** Start of Records for this exercise **

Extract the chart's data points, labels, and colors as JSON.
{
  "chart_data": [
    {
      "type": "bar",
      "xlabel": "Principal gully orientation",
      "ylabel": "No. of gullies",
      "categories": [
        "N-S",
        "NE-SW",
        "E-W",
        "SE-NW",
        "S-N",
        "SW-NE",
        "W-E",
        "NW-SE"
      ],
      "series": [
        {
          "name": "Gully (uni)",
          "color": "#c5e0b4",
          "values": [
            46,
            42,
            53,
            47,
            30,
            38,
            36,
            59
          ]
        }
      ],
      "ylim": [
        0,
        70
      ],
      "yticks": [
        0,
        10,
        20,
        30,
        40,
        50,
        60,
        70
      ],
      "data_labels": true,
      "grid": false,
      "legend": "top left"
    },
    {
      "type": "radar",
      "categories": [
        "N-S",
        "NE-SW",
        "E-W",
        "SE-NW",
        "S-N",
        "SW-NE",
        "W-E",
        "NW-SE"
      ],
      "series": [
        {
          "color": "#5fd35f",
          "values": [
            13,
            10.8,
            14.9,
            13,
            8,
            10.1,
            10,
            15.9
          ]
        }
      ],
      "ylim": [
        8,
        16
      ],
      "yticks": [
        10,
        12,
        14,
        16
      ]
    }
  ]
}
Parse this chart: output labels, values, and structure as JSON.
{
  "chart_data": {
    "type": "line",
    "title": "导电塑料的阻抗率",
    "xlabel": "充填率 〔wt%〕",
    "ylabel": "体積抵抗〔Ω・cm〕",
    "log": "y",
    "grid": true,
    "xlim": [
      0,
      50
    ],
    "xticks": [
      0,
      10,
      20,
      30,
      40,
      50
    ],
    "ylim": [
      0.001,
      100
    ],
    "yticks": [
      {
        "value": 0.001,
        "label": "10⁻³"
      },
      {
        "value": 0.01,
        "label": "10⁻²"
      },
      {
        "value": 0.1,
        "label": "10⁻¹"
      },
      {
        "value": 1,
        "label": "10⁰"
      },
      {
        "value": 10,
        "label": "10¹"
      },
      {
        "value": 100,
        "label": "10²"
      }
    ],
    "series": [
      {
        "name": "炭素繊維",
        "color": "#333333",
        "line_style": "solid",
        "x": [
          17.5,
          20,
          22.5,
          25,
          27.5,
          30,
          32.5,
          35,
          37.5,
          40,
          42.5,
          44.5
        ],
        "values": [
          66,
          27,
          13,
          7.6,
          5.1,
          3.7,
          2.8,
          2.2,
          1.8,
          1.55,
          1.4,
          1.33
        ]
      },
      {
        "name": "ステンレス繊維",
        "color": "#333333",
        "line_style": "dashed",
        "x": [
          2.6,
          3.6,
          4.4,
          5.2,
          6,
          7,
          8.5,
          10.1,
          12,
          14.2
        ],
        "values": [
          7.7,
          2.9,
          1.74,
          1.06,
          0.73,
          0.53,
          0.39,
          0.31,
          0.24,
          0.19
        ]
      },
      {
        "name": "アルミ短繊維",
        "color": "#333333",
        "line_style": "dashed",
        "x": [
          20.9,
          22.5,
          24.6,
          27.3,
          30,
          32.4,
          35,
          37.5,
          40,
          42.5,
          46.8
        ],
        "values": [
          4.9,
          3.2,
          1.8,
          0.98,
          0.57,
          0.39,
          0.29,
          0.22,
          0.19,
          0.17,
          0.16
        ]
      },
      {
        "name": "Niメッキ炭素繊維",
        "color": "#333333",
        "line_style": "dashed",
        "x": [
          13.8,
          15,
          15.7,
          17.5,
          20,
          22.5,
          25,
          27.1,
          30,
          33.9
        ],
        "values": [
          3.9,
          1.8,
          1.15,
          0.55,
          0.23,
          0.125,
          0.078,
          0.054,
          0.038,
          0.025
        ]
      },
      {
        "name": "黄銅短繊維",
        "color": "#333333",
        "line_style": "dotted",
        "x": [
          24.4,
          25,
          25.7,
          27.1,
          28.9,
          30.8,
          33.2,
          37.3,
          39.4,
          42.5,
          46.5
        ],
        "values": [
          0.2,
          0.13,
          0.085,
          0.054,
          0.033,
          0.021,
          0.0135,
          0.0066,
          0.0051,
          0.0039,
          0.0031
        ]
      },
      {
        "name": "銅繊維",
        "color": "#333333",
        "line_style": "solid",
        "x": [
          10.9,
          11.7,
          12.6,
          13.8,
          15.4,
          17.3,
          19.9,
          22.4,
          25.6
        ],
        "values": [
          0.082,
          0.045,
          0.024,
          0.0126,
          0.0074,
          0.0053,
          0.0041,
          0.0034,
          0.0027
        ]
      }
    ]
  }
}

** End of Records for this exercise **

Instructions to follow
Quote all the records exactly, please, leaving none out.

Output for this exercise
Extract the chart's data points, labels, and colors as JSON.
{
  "chart_data": [
    {
      "type": "bar",
      "xlabel": "Principal gully orientation",
      "ylabel": "No. of gullies",
      "categories": [
        "N-S",
        "NE-SW",
        "E-W",
        "SE-NW",
        "S-N",
        "SW-NE",
        "W-E",
        "NW-SE"
      ],
      "series": [
        {
          "name": "Gully (uni)",
          "color": "#c5e0b4",
          "values": [
            46,
            42,
            53,
            47,
            30,
            38,
            36,
            59
          ]
        }
      ],
      "ylim": [
        0,
        70
      ],
      "yticks": [
        0,
        10,
        20,
        30,
        40,
        50,
        60,
        70
      ],
      "data_labels": true,
      "grid": false,
      "legend": "top left"
    },
    {
      "type": "radar",
      "categories": [
        "N-S",
        "NE-SW",
        "E-W",
        "SE-NW",
        "S-N",
        "SW-NE",
        "W-E",
        "NW-SE"
      ],
      "series": [
        {
          "color": "#5fd35f",
          "values": [
            13,
            10.8,
            14.9,
            13,
            8,
            10.1,
            10,
            15.9
          ]
        }
      ],
      "ylim": [
        8,
        16
      ],
      "yticks": [
        10,
        12,
        14,
        16
      ]
    }
  ]
}
Parse this chart: output labels, values, and structure as JSON.
{
  "chart_data": {
    "type": "line",
    "title": "导电塑料的阻抗率",
    "xlabel": "充填率 〔wt%〕",
    "ylabel": "体積抵抗〔Ω・cm〕",
    "log": "y",
    "grid": true,
    "xlim": [
      0,
      50
    ],
    "xticks": [
      0,
      10,
      20,
      30,
      40,
      50
    ],
    "ylim": [
      0.001,
      100
    ],
    "yticks": [
      {
        "value": 0.001,
        "label": "10⁻³"
      },
      {
        "value": 0.01,
        "label": "10⁻²"
      },
      {
        "value": 0.1,
        "label": "10⁻¹"
      },
      {
        "value": 1,
        "label": "10⁰"
      },
      {
        "value": 10,
        "label": "10¹"
      },
      {
        "value": 100,
        "label": "10²"
      }
    ],
    "series": [
      {
        "name": "炭素繊維",
        "color": "#333333",
        "line_style": "solid",
        "x": [
          17.5,
          20,
          22.5,
          25,
          27.5,
          30,
          32.5,
          35,
          37.5,
          40,
          42.5,
          44.5
        ],
        "values": [
          66,
          27,
          13,
          7.6,
          5.1,
          3.7,
          2.8,
          2.2,
          1.8,
          1.55,
          1.4,
          1.33
        ]
      },
      {
        "name": "ステンレス繊維",
        "color": "#333333",
        "line_style": "dashed",
        "x": [
          2.6,
          3.6,
          4.4,
          5.2,
          6,
          7,
          8.5,
          10.1,
          12,
          14.2
        ],
        "values": [
          7.7,
          2.9,
          1.74,
          1.06,
          0.73,
          0.53,
          0.39,
          0.31,
          0.24,
          0.19
        ]
      },
      {
        "name": "アルミ短繊維",
        "color": "#333333",
        "line_style": "dashed",
        "x": [
          20.9,
          22.5,
          24.6,
          27.3,
          30,
          32.4,
          35,
          37.5,
          40,
          42.5,
          46.8
        ],
        "values": [
          4.9,
          3.2,
          1.8,
          0.98,
          0.57,
          0.39,
          0.29,
          0.22,
          0.19,
          0.17,
          0.16
        ]
      },
      {
        "name": "Niメッキ炭素繊維",
        "color": "#333333",
        "line_style": "dashed",
        "x": [
          13.8,
          15,
          15.7,
          17.5,
          20,
          22.5,
          25,
          27.1,
          30,
          33.9
        ],
        "values": [
          3.9,
          1.8,
          1.15,
          0.55,
          0.23,
          0.125,
          0.078,
          0.054,
          0.038,
          0.025
        ]
      },
      {
        "name": "黄銅短繊維",
        "color": "#333333",
        "line_style": "dotted",
        "x": [
          24.4,
          25,
          25.7,
          27.1,
          28.9,
          30.8,
          33.2,
          37.3,
          39.4,
          42.5,
          46.5
        ],
        "values": [
          0.2,
          0.13,
          0.085,
          0.054,
          0.033,
          0.021,
          0.0135,
          0.0066,
          0.0051,
          0.0039,
          0.0031
        ]
      },
      {
        "name": "銅繊維",
        "color": "#333333",
        "line_style": "solid",
        "x": [
          10.9,
          11.7,
          12.6,
          13.8,
          15.4,
          17.3,
          19.9,
          22.4,
          25.6
        ],
        "values": [
          0.082,
          0.045,
          0.024,
          0.0126,
          0.0074,
          0.0053,
          0.0041,
          0.0034,
          0.0027
        ]
      }
    ]
  }
}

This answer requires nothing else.